*DATA LISTING*
★ ★ ★ ★
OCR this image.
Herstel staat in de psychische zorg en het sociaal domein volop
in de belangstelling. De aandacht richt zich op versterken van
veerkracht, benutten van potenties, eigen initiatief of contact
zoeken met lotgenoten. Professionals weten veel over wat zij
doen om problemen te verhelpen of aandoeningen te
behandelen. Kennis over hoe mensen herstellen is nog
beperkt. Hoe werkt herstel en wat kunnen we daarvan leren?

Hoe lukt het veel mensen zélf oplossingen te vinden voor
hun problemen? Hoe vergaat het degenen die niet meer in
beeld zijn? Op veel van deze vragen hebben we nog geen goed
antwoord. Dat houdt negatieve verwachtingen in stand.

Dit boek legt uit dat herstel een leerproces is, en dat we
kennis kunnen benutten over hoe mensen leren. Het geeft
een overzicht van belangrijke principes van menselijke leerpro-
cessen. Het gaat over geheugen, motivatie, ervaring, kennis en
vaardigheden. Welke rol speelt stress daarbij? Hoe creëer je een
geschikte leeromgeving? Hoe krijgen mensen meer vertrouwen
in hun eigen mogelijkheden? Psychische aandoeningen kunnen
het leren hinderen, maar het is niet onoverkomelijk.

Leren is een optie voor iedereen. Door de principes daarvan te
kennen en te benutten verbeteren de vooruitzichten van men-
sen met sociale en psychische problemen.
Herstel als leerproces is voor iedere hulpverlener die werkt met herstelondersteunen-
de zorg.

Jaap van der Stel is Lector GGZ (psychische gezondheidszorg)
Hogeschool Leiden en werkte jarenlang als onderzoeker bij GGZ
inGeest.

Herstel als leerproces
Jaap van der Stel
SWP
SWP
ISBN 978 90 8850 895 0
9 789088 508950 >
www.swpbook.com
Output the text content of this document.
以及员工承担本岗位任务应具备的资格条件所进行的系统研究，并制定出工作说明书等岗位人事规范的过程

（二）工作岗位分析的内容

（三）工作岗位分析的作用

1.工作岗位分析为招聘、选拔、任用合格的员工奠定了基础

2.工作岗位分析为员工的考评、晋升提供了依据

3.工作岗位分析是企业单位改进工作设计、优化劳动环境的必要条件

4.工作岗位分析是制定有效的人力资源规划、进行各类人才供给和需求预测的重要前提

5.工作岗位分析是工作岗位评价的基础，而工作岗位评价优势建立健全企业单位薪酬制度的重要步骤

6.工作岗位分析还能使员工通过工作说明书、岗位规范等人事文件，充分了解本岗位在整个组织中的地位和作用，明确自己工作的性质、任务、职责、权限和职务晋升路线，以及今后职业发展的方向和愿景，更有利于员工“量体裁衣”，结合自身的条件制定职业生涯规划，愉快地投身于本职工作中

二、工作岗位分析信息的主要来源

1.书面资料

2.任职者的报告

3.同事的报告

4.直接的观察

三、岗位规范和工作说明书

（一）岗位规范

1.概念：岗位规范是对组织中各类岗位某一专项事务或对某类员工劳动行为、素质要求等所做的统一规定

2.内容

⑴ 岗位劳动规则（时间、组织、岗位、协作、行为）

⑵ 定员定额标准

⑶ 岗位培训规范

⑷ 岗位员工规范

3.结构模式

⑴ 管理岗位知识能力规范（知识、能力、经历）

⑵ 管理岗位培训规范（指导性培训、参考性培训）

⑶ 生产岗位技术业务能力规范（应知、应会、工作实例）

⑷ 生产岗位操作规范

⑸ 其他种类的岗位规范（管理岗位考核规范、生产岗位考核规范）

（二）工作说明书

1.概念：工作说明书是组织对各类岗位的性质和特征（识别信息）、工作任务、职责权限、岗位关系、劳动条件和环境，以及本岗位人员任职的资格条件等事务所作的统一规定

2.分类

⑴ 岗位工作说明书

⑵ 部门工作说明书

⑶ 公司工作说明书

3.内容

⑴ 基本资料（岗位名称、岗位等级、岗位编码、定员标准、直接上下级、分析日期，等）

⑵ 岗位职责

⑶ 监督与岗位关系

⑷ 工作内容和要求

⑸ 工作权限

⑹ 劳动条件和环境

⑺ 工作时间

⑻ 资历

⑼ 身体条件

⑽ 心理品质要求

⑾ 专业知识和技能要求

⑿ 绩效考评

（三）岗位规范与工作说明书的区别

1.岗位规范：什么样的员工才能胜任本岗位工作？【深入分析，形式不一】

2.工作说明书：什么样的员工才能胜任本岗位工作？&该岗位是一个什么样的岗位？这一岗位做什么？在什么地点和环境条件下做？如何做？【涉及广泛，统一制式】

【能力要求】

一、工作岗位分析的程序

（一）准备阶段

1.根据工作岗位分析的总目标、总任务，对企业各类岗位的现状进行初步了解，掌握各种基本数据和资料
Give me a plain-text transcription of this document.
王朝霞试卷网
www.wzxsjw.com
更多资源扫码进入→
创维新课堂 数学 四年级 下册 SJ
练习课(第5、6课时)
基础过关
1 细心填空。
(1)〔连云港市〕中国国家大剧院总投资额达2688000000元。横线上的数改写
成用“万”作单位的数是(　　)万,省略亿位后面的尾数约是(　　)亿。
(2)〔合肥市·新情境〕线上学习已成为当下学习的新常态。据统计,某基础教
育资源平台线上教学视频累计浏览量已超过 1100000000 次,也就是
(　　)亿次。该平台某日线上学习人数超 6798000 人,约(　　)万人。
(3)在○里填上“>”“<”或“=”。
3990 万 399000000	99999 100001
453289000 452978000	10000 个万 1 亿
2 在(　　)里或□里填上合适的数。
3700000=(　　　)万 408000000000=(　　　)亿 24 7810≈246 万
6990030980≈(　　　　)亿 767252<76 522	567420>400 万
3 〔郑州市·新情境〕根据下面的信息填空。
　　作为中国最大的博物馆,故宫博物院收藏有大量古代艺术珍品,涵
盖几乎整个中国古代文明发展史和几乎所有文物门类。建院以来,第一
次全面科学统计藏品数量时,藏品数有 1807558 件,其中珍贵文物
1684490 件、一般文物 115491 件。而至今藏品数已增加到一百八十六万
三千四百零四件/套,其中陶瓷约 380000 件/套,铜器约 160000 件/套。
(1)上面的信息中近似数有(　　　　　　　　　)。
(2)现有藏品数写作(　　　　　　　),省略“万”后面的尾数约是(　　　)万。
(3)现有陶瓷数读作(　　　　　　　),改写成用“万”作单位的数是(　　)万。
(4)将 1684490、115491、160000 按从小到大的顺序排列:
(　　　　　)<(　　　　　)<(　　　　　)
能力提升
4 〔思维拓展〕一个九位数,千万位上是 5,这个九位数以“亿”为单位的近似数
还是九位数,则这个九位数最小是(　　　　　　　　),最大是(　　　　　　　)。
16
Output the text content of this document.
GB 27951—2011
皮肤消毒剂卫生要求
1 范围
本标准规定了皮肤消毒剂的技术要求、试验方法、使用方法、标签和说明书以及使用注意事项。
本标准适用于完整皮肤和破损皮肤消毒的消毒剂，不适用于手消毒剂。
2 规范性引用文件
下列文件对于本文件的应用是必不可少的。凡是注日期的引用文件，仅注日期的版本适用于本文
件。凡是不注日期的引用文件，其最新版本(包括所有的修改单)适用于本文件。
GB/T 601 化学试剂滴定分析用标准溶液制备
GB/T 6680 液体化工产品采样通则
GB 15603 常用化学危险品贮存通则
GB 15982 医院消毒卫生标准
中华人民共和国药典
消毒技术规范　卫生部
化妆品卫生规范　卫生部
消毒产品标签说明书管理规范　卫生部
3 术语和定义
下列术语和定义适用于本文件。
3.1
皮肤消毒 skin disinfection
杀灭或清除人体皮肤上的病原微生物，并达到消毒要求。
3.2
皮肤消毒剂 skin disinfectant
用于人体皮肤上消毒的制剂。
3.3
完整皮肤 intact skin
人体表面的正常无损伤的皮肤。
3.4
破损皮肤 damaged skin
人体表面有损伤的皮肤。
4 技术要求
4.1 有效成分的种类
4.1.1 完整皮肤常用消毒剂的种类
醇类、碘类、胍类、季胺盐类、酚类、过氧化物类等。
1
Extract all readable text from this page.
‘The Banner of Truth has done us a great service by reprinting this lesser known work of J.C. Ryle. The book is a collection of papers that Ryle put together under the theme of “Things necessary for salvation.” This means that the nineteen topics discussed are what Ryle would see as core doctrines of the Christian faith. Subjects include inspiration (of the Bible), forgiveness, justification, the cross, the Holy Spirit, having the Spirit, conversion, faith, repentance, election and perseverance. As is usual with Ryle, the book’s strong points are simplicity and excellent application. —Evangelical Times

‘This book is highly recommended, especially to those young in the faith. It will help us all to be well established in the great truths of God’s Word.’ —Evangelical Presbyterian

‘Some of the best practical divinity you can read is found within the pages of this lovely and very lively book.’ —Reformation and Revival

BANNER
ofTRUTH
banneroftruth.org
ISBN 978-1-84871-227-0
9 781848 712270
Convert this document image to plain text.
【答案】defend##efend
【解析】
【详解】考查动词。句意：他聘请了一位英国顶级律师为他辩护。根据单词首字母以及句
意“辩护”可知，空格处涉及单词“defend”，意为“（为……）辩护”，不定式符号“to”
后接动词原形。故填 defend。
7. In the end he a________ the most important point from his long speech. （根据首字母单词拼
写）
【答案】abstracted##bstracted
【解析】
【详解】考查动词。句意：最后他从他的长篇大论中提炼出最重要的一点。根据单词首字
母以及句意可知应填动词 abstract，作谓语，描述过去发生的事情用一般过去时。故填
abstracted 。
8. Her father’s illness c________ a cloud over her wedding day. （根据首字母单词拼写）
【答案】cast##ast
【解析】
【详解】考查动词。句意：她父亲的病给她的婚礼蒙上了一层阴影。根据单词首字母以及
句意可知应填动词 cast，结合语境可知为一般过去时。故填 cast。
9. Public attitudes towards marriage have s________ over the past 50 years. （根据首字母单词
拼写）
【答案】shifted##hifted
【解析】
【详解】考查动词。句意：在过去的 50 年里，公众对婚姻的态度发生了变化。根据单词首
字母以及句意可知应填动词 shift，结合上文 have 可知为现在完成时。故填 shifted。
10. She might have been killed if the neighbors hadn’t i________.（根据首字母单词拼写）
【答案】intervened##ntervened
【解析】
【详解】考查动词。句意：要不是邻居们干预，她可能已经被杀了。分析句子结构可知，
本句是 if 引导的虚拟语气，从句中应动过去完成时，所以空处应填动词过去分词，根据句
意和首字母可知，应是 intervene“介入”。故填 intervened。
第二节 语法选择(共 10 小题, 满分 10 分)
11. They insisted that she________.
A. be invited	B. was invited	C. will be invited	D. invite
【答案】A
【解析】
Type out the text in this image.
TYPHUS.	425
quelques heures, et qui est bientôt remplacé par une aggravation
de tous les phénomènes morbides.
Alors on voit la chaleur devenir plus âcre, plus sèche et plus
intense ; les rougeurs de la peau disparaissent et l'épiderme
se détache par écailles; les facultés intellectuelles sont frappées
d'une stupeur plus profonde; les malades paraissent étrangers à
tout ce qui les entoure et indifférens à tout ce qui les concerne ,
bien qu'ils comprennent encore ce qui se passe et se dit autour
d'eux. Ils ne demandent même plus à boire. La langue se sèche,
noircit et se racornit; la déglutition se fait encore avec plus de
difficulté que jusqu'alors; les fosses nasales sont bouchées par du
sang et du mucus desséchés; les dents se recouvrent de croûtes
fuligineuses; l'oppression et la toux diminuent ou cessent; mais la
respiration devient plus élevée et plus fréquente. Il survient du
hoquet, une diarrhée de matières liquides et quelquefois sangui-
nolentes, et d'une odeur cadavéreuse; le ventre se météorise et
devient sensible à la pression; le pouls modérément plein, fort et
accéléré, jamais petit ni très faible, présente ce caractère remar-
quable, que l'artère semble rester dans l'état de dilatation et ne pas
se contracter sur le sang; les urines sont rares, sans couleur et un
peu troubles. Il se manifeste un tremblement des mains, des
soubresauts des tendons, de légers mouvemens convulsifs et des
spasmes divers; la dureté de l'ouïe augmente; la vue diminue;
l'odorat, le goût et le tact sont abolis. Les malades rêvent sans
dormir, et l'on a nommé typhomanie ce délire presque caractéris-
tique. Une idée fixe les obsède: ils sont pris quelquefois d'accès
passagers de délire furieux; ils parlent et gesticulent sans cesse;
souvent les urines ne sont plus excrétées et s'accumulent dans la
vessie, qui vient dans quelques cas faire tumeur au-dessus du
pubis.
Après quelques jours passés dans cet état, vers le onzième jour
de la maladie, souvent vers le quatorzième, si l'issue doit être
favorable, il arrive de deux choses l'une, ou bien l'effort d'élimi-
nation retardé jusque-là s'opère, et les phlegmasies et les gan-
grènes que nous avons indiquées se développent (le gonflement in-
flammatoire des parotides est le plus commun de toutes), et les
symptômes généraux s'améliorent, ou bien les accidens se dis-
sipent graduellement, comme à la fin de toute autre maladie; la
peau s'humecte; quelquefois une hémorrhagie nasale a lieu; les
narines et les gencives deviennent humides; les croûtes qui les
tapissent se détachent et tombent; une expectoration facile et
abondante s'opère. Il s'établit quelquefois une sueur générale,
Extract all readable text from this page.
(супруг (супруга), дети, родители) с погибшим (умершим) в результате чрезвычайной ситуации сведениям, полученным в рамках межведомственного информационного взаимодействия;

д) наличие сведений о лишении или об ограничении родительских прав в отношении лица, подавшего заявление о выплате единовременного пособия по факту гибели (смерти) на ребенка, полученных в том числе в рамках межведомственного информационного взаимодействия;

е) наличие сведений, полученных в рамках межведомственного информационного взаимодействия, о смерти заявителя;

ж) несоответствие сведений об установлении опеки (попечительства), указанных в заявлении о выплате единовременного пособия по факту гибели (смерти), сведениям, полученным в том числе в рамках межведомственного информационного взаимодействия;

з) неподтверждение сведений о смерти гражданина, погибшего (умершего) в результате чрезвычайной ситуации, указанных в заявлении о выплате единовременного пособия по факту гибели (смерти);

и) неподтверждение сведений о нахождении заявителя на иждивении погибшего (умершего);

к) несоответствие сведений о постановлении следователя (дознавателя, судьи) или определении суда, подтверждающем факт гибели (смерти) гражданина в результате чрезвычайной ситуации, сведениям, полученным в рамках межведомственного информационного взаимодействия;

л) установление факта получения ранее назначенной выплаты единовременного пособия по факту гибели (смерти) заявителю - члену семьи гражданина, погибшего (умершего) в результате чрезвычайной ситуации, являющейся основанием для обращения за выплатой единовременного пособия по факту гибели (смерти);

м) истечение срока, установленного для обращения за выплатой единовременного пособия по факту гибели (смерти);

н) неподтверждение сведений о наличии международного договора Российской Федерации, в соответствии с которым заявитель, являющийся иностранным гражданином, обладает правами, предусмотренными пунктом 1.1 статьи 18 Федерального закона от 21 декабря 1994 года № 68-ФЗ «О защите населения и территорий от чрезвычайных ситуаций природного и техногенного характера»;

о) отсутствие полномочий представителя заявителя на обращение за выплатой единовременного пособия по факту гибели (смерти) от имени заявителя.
★ ★ ★ ★
*THE PROBLEM*
Working from the entries above, return all lines that contain "malades".

*WRITTEN SOLUTION*
d'une stupeur plus profonde; les malades paraissent étrangers à
l'odorat, le goût et le tact sont abolis. Les malades rêvent sans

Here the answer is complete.